===== ROWS =====

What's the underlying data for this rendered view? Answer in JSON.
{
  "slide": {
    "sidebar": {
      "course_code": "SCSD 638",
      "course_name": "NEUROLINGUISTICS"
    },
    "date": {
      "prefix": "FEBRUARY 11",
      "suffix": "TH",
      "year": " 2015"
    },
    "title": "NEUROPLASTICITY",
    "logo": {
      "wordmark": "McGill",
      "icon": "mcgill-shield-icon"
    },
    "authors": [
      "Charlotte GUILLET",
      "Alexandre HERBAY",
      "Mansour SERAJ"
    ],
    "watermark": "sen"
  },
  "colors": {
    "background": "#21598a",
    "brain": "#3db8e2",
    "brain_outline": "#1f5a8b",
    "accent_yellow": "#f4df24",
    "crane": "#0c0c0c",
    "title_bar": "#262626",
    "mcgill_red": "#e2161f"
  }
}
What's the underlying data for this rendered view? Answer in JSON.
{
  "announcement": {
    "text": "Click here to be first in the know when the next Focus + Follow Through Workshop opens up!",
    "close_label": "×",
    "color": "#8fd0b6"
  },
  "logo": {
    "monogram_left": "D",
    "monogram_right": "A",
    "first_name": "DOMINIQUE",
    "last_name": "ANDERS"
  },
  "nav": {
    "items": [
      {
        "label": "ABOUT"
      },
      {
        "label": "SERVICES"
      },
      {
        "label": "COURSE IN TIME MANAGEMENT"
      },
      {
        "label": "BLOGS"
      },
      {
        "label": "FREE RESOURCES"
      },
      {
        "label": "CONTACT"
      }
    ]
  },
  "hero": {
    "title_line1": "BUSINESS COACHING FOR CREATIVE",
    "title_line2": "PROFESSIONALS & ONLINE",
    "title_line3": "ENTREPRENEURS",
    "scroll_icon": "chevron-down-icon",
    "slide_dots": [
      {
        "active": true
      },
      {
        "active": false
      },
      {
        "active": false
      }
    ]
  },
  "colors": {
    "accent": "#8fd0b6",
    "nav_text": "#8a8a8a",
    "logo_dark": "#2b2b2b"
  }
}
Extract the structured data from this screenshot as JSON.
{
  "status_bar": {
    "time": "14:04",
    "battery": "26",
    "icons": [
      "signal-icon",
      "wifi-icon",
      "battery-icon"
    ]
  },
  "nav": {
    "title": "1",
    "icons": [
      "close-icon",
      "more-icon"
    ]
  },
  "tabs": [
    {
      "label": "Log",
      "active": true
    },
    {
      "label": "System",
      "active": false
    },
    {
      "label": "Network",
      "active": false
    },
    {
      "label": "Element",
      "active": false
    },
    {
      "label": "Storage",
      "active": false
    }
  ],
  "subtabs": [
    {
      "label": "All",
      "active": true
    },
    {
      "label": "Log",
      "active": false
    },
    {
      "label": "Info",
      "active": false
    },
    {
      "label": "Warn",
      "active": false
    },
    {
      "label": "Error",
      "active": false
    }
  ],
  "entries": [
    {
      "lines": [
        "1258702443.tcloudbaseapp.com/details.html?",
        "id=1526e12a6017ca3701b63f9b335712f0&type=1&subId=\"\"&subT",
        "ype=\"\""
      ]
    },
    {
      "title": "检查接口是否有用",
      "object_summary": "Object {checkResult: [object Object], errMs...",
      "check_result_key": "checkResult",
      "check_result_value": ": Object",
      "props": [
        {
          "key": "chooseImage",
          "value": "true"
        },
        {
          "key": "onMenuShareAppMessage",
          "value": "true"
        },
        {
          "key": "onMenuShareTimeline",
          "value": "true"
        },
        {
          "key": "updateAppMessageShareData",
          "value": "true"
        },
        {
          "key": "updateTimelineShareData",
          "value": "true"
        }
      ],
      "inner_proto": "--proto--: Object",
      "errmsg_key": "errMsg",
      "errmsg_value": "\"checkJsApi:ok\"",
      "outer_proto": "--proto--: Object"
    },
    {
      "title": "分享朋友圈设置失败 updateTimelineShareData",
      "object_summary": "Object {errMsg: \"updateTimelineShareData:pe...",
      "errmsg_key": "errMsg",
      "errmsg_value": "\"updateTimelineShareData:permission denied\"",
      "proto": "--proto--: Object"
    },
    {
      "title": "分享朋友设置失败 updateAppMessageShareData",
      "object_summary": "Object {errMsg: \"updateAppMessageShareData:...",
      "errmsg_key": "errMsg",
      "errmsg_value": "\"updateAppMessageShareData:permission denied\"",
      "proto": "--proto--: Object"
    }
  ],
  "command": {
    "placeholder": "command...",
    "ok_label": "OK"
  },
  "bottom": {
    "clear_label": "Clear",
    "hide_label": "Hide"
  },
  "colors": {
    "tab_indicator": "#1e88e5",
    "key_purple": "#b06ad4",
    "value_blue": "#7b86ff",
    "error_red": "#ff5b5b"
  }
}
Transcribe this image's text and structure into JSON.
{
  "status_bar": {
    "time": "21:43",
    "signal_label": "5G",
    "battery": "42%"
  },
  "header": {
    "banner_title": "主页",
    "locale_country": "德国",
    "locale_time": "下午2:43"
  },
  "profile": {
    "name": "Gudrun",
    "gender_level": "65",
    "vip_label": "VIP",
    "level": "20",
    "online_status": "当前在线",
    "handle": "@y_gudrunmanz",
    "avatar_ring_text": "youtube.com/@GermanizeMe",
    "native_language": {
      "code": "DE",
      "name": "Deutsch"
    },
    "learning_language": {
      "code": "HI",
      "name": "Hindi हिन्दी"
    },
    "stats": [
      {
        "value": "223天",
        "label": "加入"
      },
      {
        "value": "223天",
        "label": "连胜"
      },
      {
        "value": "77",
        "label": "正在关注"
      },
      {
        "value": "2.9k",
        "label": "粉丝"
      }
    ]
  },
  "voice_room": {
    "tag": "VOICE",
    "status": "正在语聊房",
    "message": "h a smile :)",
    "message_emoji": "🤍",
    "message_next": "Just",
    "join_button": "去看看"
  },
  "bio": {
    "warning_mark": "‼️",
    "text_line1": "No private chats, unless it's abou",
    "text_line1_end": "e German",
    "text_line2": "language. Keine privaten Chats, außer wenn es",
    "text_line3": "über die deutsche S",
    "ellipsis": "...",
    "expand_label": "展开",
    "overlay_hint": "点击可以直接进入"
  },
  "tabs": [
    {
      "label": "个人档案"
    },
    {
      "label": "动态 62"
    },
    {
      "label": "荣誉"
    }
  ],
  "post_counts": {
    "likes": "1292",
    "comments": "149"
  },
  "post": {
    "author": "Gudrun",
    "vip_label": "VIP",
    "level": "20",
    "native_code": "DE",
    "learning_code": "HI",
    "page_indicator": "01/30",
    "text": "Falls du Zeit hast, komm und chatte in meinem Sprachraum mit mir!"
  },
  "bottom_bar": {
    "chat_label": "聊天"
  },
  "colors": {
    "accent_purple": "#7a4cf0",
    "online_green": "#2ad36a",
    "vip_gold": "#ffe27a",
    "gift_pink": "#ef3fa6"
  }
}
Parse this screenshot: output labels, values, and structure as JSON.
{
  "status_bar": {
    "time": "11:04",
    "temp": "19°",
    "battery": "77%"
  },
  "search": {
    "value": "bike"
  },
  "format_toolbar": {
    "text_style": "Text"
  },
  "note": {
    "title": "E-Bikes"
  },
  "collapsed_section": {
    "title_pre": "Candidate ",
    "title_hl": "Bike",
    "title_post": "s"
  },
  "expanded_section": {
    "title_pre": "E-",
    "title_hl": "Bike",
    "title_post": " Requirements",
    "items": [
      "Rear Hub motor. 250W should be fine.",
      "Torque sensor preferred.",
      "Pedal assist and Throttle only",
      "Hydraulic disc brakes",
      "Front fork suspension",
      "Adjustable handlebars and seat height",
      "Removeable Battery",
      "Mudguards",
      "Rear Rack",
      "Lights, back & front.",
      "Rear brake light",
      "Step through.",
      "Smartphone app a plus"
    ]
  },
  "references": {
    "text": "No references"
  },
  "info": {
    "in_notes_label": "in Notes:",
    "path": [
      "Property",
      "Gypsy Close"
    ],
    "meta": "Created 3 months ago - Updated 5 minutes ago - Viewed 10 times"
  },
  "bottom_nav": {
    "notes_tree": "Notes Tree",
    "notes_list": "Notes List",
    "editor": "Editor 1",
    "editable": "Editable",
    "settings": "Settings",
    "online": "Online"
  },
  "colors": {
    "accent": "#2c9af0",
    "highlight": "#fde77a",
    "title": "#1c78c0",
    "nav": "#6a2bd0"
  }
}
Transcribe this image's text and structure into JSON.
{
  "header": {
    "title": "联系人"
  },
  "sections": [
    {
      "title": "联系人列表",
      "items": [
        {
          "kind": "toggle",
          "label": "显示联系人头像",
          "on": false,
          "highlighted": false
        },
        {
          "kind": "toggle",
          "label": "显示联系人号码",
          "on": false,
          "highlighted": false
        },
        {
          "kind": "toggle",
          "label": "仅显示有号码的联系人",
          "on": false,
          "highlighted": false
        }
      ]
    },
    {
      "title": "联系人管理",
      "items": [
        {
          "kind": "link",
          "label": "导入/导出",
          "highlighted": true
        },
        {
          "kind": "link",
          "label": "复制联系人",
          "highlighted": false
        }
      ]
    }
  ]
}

=====

**PROBLEM TO SOLVE**
Tally the lines of the data that contain the string "permission" and report the total alone.

**WORKED ANSWER**
2